**Exercise data:**
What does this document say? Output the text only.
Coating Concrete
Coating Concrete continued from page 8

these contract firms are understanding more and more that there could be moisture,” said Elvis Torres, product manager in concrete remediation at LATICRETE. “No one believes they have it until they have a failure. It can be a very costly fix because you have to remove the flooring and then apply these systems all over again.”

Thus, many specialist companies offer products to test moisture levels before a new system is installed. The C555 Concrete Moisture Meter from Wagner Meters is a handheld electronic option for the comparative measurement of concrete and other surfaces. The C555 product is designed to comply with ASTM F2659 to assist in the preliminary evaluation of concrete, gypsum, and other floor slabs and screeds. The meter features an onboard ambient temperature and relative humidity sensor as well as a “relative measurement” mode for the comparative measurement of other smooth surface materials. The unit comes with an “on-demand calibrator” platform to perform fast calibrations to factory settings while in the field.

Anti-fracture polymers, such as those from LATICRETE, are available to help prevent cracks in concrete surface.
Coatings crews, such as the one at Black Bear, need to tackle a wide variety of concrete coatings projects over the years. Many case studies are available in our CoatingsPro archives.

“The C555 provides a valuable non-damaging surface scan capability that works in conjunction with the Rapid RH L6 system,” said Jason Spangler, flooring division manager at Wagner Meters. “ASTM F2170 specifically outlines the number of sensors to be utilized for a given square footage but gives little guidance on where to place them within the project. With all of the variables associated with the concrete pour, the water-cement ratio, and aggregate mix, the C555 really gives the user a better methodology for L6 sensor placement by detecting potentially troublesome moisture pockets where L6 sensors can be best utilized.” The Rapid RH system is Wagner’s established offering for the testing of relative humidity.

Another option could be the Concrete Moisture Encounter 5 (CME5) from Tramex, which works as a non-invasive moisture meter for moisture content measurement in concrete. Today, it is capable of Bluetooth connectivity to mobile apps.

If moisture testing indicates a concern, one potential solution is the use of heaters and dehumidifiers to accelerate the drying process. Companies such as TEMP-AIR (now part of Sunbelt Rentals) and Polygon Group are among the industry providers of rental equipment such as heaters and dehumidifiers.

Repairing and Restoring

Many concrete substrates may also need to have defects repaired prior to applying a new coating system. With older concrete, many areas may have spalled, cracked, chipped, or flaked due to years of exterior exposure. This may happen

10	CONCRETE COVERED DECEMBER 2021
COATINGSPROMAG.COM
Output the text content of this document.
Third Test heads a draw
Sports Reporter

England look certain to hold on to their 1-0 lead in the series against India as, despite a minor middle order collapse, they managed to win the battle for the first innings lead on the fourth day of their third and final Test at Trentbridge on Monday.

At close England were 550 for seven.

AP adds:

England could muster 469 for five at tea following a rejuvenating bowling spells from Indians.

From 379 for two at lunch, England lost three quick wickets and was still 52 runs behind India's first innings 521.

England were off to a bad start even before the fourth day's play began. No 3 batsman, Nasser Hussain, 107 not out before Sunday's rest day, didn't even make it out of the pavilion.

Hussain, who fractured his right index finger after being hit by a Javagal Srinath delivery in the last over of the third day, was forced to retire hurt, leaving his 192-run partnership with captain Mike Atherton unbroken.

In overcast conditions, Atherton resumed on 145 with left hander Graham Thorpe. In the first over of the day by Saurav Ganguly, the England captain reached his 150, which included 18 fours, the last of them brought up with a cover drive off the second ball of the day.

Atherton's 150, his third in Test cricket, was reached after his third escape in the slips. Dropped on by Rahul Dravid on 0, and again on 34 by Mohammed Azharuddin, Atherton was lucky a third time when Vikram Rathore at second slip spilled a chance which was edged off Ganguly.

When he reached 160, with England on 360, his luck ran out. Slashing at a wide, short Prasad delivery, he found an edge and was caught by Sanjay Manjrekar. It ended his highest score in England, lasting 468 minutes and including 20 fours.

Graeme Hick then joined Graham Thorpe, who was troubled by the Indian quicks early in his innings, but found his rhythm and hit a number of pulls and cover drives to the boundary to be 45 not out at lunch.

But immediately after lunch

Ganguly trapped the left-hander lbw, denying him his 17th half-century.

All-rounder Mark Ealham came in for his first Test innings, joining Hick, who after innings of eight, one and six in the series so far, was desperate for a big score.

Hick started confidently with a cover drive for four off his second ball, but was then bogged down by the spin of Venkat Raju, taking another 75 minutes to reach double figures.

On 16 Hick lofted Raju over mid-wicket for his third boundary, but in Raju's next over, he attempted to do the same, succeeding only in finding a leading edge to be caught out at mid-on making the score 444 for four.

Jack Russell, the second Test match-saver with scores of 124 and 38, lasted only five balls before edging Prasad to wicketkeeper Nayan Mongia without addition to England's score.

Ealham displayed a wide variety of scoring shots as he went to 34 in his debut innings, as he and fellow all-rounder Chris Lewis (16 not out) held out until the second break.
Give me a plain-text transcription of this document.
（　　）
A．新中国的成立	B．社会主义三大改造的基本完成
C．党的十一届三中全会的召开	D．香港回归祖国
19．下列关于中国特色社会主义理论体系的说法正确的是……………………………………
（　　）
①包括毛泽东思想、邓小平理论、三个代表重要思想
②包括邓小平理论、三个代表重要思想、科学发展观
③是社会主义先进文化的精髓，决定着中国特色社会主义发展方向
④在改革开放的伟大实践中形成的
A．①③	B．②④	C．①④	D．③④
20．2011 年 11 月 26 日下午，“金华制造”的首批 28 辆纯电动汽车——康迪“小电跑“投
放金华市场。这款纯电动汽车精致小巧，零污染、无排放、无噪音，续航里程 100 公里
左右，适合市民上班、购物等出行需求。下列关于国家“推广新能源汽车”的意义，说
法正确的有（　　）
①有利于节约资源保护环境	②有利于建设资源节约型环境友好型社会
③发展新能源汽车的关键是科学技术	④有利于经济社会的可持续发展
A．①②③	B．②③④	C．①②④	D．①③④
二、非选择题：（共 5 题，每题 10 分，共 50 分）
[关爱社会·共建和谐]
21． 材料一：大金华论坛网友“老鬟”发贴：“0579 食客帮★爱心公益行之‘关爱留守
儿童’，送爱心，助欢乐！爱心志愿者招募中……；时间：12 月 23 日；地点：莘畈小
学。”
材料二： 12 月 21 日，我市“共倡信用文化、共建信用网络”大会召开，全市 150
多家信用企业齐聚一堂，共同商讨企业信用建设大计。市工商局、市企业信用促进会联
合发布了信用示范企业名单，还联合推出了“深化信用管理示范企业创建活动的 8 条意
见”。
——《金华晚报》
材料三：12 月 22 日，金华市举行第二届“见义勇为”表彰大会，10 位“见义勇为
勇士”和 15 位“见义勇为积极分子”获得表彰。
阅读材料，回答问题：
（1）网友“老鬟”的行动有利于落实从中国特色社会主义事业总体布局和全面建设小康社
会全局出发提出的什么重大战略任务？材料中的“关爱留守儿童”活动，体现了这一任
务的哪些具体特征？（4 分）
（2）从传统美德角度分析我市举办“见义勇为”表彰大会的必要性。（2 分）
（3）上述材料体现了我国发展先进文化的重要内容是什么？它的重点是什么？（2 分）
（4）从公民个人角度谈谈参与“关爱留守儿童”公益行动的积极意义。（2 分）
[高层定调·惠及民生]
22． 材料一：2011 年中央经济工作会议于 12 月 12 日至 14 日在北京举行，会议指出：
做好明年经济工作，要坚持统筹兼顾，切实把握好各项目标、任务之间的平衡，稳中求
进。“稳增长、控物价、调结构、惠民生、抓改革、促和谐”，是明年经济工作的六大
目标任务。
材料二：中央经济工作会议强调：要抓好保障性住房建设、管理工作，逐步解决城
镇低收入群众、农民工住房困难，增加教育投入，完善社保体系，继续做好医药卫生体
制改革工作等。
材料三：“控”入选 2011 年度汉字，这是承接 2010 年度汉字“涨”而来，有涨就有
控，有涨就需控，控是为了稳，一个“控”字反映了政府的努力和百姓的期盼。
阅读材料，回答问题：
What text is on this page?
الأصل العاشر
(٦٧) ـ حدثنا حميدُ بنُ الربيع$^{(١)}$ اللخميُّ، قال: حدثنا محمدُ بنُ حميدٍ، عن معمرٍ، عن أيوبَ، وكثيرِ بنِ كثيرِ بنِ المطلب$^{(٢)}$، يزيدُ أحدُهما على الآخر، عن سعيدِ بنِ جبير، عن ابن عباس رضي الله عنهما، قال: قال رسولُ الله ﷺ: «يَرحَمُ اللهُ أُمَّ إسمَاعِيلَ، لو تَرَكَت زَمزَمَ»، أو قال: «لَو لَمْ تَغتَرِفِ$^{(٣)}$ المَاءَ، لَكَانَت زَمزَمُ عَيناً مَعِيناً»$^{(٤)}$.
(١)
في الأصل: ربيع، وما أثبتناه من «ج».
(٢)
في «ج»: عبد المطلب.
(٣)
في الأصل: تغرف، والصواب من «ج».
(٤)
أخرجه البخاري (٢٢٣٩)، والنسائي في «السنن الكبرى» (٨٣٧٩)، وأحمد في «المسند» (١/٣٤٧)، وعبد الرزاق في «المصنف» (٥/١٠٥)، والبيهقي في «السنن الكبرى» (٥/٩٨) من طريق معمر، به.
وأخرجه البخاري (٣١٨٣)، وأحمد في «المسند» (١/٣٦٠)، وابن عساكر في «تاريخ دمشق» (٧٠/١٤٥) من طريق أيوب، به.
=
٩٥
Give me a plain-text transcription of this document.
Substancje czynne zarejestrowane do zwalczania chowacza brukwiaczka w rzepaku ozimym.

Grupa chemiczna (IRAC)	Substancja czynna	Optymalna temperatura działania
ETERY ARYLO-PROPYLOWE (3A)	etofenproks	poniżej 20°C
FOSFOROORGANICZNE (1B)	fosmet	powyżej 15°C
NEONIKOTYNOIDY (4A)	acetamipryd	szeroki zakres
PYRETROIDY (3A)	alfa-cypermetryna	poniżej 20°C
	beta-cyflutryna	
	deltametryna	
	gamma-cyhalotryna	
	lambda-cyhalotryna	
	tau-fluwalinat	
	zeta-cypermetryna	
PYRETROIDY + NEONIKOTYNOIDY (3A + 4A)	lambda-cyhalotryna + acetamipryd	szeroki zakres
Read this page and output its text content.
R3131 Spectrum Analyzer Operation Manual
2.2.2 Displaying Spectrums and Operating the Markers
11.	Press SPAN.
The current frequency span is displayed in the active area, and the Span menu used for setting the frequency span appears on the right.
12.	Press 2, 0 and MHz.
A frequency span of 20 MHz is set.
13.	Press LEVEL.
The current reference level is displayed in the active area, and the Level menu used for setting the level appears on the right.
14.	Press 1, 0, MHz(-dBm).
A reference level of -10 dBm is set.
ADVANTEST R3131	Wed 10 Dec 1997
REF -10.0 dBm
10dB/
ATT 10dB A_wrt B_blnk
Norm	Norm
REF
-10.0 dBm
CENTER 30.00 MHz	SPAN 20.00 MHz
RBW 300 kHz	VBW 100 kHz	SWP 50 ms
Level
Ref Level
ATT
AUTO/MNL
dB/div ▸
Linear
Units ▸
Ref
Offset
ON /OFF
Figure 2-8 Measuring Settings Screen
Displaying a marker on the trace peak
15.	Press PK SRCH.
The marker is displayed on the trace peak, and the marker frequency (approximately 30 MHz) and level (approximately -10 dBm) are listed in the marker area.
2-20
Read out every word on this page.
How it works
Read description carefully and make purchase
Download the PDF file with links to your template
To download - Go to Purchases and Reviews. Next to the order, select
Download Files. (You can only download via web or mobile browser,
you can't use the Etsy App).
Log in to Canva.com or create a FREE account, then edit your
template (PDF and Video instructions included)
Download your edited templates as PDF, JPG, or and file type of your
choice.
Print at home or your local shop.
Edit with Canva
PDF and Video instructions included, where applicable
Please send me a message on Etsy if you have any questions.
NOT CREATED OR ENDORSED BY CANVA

**Work required:** Locate the lines above that contain "delivery" and copy them.

**Complete answer:**
Hussain, who fractured his right index finger after being hit by a Javagal Srinath delivery in the last over of the third day, was forced to retire hurt, leaving his 192-run partnership with captain Mike Atherton unbroken.
When he reached 160, with England on 360, his luck ran out. Slashing at a wide, short Prasad delivery, he found an edge and was caught by Sanjay Manjrekar. It ended his highest score in England, lasting 468 minutes and including 20 fours.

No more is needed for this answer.